Short problem: Retype each entry below, keeping every character the same.
[Records to process start]
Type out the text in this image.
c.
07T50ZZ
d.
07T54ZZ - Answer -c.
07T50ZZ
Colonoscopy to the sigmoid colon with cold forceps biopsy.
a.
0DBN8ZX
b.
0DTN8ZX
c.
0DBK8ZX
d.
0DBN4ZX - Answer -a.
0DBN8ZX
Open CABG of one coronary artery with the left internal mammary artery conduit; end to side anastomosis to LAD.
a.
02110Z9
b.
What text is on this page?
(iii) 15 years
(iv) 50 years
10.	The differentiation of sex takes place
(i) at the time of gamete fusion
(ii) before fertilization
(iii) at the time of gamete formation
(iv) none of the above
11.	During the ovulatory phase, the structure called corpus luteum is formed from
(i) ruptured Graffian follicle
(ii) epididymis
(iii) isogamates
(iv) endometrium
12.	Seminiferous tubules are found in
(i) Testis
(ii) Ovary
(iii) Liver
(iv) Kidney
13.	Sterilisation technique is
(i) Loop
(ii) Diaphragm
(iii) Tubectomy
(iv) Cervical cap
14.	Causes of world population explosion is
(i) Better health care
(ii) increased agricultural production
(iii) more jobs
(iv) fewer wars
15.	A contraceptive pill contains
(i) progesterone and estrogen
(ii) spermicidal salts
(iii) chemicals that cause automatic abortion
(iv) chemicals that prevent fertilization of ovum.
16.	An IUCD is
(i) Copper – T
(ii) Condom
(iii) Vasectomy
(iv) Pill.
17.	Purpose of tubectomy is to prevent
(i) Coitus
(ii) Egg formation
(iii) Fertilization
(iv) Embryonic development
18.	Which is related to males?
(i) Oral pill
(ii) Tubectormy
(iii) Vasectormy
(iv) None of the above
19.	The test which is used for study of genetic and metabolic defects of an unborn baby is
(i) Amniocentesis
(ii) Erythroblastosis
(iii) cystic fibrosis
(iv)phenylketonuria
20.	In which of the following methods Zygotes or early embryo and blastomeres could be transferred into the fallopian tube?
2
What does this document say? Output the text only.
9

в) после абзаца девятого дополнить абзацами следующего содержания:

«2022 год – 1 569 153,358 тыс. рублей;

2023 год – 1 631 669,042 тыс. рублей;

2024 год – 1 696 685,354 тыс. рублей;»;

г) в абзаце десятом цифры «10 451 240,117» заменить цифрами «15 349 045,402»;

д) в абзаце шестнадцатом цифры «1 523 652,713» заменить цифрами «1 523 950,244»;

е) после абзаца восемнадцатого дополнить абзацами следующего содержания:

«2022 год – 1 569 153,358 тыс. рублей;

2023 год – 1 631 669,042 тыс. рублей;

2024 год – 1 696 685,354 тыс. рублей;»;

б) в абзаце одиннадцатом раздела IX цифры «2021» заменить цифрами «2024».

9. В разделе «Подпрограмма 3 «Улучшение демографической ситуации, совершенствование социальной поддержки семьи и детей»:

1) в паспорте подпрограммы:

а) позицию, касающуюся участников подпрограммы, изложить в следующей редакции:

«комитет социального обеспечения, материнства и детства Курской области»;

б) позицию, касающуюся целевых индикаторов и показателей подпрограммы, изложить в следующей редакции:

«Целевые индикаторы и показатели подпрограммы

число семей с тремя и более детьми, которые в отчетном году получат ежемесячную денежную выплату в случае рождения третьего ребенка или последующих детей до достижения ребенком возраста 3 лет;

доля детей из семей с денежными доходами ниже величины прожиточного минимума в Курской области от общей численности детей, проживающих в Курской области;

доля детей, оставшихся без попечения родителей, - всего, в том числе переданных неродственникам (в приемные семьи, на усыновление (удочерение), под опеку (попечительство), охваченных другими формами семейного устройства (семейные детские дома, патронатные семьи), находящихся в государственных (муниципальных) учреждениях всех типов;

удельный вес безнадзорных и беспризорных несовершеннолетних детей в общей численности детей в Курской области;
[Records to process end]
The answer:
Type out the text in this image.
c.
07T50ZZ
d.
07T54ZZ - Answer -c.
07T50ZZ
Colonoscopy to the sigmoid colon with cold forceps biopsy.
a.
0DBN8ZX
b.
0DTN8ZX
c.
0DBK8ZX
d.
0DBN4ZX - Answer -a.
0DBN8ZX
Open CABG of one coronary artery with the left internal mammary artery conduit; end to side anastomosis to LAD.
a.
02110Z9
b.
What text is on this page?
(iii) 15 years
(iv) 50 years
10.	The differentiation of sex takes place
(i) at the time of gamete fusion
(ii) before fertilization
(iii) at the time of gamete formation
(iv) none of the above
11.	During the ovulatory phase, the structure called corpus luteum is formed from
(i) ruptured Graffian follicle
(ii) epididymis
(iii) isogamates
(iv) endometrium
12.	Seminiferous tubules are found in
(i) Testis
(ii) Ovary
(iii) Liver
(iv) Kidney
13.	Sterilisation technique is
(i) Loop
(ii) Diaphragm
(iii) Tubectomy
(iv) Cervical cap
14.	Causes of world population explosion is
(i) Better health care
(ii) increased agricultural production
(iii) more jobs
(iv) fewer wars
15.	A contraceptive pill contains
(i) progesterone and estrogen
(ii) spermicidal salts
(iii) chemicals that cause automatic abortion
(iv) chemicals that prevent fertilization of ovum.
16.	An IUCD is
(i) Copper – T
(ii) Condom
(iii) Vasectomy
(iv) Pill.
17.	Purpose of tubectomy is to prevent
(i) Coitus
(ii) Egg formation
(iii) Fertilization
(iv) Embryonic development
18.	Which is related to males?
(i) Oral pill
(ii) Tubectormy
(iii) Vasectormy
(iv) None of the above
19.	The test which is used for study of genetic and metabolic defects of an unborn baby is
(i) Amniocentesis
(ii) Erythroblastosis
(iii) cystic fibrosis
(iv)phenylketonuria
20.	In which of the following methods Zygotes or early embryo and blastomeres could be transferred into the fallopian tube?
2
What does this document say? Output the text only.
9

в) после абзаца девятого дополнить абзацами следующего содержания:

«2022 год – 1 569 153,358 тыс. рублей;

2023 год – 1 631 669,042 тыс. рублей;

2024 год – 1 696 685,354 тыс. рублей;»;

г) в абзаце десятом цифры «10 451 240,117» заменить цифрами «15 349 045,402»;

д) в абзаце шестнадцатом цифры «1 523 652,713» заменить цифрами «1 523 950,244»;

е) после абзаца восемнадцатого дополнить абзацами следующего содержания:

«2022 год – 1 569 153,358 тыс. рублей;

2023 год – 1 631 669,042 тыс. рублей;

2024 год – 1 696 685,354 тыс. рублей;»;

б) в абзаце одиннадцатом раздела IX цифры «2021» заменить цифрами «2024».

9. В разделе «Подпрограмма 3 «Улучшение демографической ситуации, совершенствование социальной поддержки семьи и детей»:

1) в паспорте подпрограммы:

а) позицию, касающуюся участников подпрограммы, изложить в следующей редакции:

«комитет социального обеспечения, материнства и детства Курской области»;

б) позицию, касающуюся целевых индикаторов и показателей подпрограммы, изложить в следующей редакции:

«Целевые индикаторы и показатели подпрограммы

число семей с тремя и более детьми, которые в отчетном году получат ежемесячную денежную выплату в случае рождения третьего ребенка или последующих детей до достижения ребенком возраста 3 лет;

доля детей из семей с денежными доходами ниже величины прожиточного минимума в Курской области от общей численности детей, проживающих в Курской области;

доля детей, оставшихся без попечения родителей, - всего, в том числе переданных неродственникам (в приемные семьи, на усыновление (удочерение), под опеку (попечительство), охваченных другими формами семейного устройства (семейные детские дома, патронатные семьи), находящихся в государственных (муниципальных) учреждениях всех типов;

удельный вес безнадзорных и беспризорных несовершеннолетних детей в общей численности детей в Курской области;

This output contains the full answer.